--- Start Input rows ---

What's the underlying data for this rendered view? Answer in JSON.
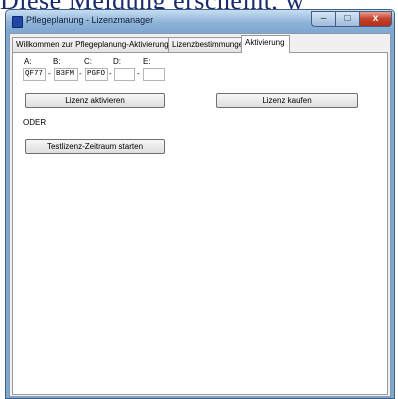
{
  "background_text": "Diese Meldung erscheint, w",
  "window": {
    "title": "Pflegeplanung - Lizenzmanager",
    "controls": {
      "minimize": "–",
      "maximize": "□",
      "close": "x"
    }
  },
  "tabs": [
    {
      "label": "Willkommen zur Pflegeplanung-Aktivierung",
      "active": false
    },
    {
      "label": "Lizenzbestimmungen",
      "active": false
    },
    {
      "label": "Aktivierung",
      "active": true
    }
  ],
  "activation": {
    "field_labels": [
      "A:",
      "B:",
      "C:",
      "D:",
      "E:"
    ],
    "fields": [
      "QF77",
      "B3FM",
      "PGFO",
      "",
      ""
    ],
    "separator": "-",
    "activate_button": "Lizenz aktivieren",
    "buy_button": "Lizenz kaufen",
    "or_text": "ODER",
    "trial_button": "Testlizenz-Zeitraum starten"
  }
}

--- End Input rows ---

(Task to complete)
Omit every picture while copying the listing above exactly.

(Written solution)
What's the underlying data for this rendered view? Answer in JSON.
{
  "background_text": "Diese Meldung erscheint, w",
  "window": {
    "title": "Pflegeplanung - Lizenzmanager",
    "controls": {
      "minimize": "–",
      "maximize": "□",
      "close": "x"
    }
  },
  "tabs": [
    {
      "label": "Willkommen zur Pflegeplanung-Aktivierung",
      "active": false
    },
    {
      "label": "Lizenzbestimmungen",
      "active": false
    },
    {
      "label": "Aktivierung",
      "active": true
    }
  ],
  "activation": {
    "field_labels": [
      "A:",
      "B:",
      "C:",
      "D:",
      "E:"
    ],
    "fields": [
      "QF77",
      "B3FM",
      "PGFO",
      "",
      ""
    ],
    "separator": "-",
    "activate_button": "Lizenz aktivieren",
    "buy_button": "Lizenz kaufen",
    "or_text": "ODER",
    "trial_button": "Testlizenz-Zeitraum starten"
  }
}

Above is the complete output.